# Exercise objective
Wherever "wskaźników" appears in a line, copy that line.

--- begin ---

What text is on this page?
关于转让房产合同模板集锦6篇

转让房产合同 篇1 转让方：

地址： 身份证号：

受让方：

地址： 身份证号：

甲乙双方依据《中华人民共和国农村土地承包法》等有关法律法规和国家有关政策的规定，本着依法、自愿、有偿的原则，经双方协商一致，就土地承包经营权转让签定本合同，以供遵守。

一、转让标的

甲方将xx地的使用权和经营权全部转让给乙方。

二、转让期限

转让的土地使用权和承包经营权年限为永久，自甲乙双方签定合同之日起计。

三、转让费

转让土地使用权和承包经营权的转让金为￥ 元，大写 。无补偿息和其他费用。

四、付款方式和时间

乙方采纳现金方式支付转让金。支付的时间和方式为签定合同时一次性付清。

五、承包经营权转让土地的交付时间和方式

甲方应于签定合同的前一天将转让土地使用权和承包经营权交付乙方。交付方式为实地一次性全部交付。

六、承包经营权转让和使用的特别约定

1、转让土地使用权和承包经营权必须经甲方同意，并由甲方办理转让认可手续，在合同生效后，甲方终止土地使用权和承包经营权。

--- end ---
--- begin ---

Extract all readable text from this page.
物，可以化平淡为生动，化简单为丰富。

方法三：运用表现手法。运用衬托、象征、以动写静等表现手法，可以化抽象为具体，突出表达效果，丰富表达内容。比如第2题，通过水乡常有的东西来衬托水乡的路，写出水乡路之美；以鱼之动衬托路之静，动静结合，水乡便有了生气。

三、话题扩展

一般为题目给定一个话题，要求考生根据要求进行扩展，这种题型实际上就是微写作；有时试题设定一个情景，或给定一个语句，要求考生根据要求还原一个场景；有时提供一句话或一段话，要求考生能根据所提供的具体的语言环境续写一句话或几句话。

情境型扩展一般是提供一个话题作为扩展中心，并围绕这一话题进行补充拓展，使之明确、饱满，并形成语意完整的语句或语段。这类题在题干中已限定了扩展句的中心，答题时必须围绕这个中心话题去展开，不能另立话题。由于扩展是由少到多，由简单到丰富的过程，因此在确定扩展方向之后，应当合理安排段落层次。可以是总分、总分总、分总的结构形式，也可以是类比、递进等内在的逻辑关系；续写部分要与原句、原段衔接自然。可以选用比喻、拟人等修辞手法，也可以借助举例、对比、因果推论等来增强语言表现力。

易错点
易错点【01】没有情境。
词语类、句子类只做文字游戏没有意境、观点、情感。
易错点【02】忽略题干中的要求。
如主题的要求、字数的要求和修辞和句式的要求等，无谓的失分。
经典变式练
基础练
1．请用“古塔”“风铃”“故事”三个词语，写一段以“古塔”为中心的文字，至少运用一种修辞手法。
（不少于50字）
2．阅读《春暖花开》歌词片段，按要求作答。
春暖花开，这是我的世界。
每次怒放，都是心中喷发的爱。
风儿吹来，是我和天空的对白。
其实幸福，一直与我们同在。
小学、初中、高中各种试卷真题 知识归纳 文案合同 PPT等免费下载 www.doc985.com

--- end ---
--- begin ---

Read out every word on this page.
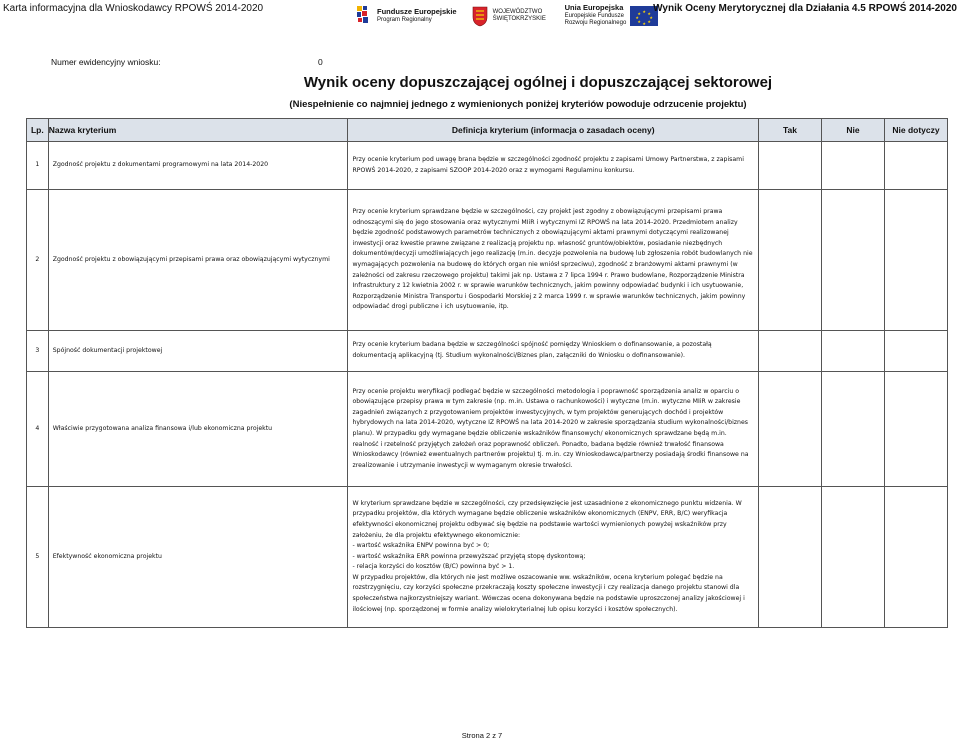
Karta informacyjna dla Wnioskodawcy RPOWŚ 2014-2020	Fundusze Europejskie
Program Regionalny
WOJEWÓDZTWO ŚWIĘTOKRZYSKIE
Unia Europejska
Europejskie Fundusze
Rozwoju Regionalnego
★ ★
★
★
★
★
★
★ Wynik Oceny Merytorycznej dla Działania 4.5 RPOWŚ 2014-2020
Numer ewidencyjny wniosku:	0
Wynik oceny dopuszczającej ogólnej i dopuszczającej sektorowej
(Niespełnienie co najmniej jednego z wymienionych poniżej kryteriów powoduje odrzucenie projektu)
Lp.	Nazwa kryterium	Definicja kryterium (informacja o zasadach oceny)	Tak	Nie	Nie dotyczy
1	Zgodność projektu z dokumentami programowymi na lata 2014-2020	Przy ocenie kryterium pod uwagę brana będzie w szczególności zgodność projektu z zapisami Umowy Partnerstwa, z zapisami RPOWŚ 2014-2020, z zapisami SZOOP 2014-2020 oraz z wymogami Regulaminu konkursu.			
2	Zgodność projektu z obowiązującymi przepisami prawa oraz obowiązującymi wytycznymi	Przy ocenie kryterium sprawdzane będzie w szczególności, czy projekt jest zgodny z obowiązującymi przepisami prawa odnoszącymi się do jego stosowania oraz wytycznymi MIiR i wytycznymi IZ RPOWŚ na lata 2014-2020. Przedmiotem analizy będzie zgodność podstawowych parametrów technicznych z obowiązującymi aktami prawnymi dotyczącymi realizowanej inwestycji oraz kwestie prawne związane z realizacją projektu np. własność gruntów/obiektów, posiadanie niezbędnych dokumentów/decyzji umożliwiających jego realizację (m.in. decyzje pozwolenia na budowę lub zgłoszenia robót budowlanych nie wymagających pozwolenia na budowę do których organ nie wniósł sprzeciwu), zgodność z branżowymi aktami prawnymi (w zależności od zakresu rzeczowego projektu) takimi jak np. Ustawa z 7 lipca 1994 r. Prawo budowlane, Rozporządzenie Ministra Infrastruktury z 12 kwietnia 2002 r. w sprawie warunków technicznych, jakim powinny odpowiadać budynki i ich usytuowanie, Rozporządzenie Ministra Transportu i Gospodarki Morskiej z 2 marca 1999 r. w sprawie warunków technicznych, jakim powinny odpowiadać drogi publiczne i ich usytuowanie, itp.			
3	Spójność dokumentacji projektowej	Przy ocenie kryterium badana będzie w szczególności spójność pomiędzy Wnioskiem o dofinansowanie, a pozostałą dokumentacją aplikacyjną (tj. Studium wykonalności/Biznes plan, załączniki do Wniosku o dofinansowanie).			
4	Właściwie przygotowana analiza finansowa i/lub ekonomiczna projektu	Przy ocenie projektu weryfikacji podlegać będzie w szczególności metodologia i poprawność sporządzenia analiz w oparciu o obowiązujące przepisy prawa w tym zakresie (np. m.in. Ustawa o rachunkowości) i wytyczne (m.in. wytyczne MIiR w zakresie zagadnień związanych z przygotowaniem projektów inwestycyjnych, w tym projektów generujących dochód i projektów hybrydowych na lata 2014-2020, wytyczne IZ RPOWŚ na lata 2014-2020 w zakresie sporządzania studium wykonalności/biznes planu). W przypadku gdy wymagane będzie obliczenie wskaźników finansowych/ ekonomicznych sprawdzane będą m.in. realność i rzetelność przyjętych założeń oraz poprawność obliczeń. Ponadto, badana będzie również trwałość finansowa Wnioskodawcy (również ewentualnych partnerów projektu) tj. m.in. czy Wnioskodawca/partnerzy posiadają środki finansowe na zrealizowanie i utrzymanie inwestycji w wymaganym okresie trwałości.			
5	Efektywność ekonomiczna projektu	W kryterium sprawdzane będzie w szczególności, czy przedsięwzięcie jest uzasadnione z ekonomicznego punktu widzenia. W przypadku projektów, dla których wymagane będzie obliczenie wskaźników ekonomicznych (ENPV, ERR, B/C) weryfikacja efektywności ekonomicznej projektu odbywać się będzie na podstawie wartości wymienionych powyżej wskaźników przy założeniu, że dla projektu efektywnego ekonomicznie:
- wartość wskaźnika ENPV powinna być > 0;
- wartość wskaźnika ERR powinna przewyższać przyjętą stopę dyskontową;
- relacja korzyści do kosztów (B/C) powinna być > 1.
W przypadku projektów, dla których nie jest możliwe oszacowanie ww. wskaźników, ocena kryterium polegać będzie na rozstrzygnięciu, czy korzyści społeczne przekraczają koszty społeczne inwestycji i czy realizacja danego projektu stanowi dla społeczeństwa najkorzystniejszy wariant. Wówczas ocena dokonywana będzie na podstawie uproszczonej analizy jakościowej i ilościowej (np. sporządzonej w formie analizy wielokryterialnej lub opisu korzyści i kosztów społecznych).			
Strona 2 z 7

--- end ---

# Correct result
4	Właściwie przygotowana analiza finansowa i/lub ekonomiczna projektu	Przy ocenie projektu weryfikacji podlegać będzie w szczególności metodologia i poprawność sporządzenia analiz w oparciu o obowiązujące przepisy prawa w tym zakresie (np. m.in. Ustawa o rachunkowości) i wytyczne (m.in. wytyczne MIiR w zakresie zagadnień związanych z przygotowaniem projektów inwestycyjnych, w tym projektów generujących dochód i projektów hybrydowych na lata 2014-2020, wytyczne IZ RPOWŚ na lata 2014-2020 w zakresie sporządzania studium wykonalności/biznes planu). W przypadku gdy wymagane będzie obliczenie wskaźników finansowych/ ekonomicznych sprawdzane będą m.in. realność i rzetelność przyjętych założeń oraz poprawność obliczeń. Ponadto, badana będzie również trwałość finansowa Wnioskodawcy (również ewentualnych partnerów projektu) tj. m.in. czy Wnioskodawca/partnerzy posiadają środki finansowe na zrealizowanie i utrzymanie inwestycji w wymaganym okresie trwałości.			
5	Efektywność ekonomiczna projektu	W kryterium sprawdzane będzie w szczególności, czy przedsięwzięcie jest uzasadnione z ekonomicznego punktu widzenia. W przypadku projektów, dla których wymagane będzie obliczenie wskaźników ekonomicznych (ENPV, ERR, B/C) weryfikacja efektywności ekonomicznej projektu odbywać się będzie na podstawie wartości wymienionych powyżej wskaźników przy założeniu, że dla projektu efektywnego ekonomicznie:
W przypadku projektów, dla których nie jest możliwe oszacowanie ww. wskaźników, ocena kryterium polegać będzie na rozstrzygnięciu, czy korzyści społeczne przekraczają koszty społeczne inwestycji i czy realizacja danego projektu stanowi dla społeczeństwa najkorzystniejszy wariant. Wówczas ocena dokonywana będzie na podstawie uproszczonej analizy jakościowej i ilościowej (np. sporządzonej w formie analizy wielokryterialnej lub opisu korzyści i kosztów społecznych).			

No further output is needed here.